═════ MATERIAL FOR THIS TASK

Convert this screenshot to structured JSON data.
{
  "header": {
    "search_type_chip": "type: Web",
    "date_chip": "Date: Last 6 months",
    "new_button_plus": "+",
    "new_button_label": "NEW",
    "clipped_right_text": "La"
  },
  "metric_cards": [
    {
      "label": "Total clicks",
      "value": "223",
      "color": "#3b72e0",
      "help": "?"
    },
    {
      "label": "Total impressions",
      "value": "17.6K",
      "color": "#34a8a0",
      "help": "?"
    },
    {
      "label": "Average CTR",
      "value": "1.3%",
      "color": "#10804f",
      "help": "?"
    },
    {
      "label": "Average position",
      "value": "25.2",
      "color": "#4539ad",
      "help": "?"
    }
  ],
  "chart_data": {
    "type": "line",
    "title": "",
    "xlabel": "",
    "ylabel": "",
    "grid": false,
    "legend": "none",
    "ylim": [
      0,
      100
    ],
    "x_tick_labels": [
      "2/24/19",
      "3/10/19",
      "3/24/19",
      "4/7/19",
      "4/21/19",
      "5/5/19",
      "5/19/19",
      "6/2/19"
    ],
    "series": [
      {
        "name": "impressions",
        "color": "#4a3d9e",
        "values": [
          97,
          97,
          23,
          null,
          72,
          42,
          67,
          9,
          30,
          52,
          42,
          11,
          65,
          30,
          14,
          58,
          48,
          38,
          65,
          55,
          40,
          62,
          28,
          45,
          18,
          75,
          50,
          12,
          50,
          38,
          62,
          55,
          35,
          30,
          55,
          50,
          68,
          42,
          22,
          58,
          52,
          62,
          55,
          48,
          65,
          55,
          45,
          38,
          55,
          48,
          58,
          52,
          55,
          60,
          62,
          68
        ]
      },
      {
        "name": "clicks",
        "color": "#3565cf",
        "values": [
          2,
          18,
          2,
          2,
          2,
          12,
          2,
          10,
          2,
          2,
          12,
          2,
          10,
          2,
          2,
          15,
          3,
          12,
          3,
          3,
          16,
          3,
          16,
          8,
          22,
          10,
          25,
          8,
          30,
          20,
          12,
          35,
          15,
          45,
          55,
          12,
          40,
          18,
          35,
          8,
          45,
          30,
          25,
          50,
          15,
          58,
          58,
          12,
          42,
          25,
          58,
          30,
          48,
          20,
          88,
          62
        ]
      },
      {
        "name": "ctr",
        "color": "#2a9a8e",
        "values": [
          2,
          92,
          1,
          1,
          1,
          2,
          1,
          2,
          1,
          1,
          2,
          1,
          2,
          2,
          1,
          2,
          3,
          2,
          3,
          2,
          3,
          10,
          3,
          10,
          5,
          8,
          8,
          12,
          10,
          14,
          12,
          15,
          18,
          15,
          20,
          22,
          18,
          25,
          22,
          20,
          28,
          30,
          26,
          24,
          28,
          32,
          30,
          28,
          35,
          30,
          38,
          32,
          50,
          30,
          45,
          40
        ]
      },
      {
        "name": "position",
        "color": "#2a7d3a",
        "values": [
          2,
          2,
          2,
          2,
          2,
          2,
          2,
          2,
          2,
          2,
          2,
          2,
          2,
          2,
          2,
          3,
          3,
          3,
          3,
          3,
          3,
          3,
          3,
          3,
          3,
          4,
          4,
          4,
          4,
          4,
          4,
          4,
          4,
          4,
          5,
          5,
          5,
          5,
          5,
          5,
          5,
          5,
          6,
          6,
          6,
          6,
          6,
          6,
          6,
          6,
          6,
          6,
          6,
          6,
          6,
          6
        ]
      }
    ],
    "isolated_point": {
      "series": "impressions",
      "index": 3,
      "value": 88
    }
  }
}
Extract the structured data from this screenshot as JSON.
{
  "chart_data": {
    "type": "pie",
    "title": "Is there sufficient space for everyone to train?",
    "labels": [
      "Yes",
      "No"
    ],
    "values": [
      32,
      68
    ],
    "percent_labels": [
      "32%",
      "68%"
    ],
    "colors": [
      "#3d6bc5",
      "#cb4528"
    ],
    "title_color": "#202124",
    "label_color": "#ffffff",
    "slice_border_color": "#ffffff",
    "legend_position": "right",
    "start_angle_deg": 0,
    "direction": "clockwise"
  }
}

══════════

# REQUIRED WORK
Report how many lines of the listing hold the string "Total", giving only the number.

# COMPLETED TASK
2